_WRITTEN PROBLEM_. Scan the data. Collect each line that contains the word "date".

===== INPUT MATERIAL

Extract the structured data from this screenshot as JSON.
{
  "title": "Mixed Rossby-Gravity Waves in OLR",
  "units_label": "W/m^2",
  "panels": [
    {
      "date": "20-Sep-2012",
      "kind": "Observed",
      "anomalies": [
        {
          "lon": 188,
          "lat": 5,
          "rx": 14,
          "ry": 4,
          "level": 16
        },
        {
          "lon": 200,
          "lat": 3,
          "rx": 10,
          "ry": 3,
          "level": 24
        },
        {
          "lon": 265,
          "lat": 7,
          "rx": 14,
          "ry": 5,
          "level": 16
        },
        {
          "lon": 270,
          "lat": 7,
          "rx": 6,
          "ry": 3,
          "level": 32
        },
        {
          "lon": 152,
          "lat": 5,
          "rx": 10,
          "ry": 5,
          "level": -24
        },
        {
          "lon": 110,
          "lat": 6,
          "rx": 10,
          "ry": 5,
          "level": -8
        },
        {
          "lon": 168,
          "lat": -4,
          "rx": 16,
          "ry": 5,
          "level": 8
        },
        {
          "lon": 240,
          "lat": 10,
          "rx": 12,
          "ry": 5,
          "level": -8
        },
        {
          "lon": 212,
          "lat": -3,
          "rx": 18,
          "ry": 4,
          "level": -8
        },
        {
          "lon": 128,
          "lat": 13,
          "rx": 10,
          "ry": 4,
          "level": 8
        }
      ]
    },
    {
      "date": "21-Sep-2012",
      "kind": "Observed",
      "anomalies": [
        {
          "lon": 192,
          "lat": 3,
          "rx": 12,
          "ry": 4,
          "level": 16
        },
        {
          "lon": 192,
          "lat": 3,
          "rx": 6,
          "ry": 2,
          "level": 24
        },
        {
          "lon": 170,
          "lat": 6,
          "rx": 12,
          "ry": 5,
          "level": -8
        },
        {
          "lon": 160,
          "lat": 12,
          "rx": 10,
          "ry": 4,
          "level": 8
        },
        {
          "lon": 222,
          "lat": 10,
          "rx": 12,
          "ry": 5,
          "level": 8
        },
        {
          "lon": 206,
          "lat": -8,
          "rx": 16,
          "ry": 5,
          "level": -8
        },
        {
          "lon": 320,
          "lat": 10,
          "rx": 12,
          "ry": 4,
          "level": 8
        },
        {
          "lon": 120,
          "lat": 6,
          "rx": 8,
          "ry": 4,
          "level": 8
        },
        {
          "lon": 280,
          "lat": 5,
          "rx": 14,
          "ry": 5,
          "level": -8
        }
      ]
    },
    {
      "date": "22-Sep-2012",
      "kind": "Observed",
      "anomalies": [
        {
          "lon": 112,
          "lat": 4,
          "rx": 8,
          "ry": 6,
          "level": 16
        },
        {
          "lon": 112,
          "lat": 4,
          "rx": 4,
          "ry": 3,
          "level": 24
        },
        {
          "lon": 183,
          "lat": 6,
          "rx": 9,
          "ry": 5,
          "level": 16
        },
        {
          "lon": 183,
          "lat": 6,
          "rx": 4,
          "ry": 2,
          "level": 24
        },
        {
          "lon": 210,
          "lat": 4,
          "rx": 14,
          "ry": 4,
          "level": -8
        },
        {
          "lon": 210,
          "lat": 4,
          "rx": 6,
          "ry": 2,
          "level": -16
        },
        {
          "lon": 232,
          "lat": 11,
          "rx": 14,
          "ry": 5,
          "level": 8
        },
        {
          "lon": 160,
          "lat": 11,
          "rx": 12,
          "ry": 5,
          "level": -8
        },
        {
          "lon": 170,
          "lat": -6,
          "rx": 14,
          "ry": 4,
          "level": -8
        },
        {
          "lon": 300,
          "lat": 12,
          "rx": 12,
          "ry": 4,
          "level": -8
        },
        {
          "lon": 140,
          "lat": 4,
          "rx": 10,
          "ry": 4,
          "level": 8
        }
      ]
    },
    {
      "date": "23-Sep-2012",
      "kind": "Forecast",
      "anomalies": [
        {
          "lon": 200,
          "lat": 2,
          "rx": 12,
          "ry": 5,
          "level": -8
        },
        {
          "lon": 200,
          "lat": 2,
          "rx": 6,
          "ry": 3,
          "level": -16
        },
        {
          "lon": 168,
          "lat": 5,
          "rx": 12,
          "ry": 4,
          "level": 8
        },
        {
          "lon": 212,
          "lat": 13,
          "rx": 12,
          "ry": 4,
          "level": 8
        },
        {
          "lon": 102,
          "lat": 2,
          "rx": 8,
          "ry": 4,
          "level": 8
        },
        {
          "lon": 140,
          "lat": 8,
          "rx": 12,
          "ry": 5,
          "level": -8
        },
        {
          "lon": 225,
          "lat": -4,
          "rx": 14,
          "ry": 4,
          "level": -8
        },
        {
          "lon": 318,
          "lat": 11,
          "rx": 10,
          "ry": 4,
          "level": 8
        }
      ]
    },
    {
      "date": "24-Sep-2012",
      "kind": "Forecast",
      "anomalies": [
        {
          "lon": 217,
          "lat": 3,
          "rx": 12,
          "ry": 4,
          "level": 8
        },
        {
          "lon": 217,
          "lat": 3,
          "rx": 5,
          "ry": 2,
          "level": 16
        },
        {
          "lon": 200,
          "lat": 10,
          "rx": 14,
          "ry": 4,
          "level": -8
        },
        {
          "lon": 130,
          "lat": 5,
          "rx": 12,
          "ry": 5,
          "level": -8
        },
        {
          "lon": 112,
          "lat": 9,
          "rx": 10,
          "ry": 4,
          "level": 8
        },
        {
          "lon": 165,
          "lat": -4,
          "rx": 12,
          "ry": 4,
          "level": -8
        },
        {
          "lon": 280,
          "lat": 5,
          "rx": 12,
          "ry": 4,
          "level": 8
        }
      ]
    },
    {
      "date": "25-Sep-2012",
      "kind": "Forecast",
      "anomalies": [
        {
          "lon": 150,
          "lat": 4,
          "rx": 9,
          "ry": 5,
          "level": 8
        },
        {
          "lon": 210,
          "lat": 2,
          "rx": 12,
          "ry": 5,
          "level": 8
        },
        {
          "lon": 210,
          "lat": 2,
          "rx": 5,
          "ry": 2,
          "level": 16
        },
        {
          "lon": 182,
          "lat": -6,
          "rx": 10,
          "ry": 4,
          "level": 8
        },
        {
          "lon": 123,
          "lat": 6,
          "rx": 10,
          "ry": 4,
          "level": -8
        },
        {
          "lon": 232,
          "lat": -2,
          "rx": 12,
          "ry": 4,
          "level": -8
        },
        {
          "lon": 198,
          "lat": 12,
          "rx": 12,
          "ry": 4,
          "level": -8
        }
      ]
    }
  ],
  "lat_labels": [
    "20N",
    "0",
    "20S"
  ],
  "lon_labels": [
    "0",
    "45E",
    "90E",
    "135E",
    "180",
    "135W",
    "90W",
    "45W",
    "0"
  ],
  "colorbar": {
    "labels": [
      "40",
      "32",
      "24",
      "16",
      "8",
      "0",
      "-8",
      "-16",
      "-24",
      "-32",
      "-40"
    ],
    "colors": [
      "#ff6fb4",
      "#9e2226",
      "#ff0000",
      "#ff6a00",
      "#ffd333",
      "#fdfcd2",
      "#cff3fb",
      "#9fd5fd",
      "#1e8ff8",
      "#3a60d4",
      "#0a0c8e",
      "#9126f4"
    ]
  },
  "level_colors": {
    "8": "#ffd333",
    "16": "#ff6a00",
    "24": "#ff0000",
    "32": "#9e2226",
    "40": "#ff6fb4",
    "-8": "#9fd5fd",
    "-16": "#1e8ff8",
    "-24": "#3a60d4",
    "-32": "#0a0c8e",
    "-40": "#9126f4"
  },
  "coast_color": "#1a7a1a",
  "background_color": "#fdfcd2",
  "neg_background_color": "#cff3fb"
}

==========

_EXERCISE OUTPUT_.
      "date": "20-Sep-2012",
      "date": "21-Sep-2012",
      "date": "22-Sep-2012",
      "date": "23-Sep-2012",
      "date": "24-Sep-2012",
      "date": "25-Sep-2012",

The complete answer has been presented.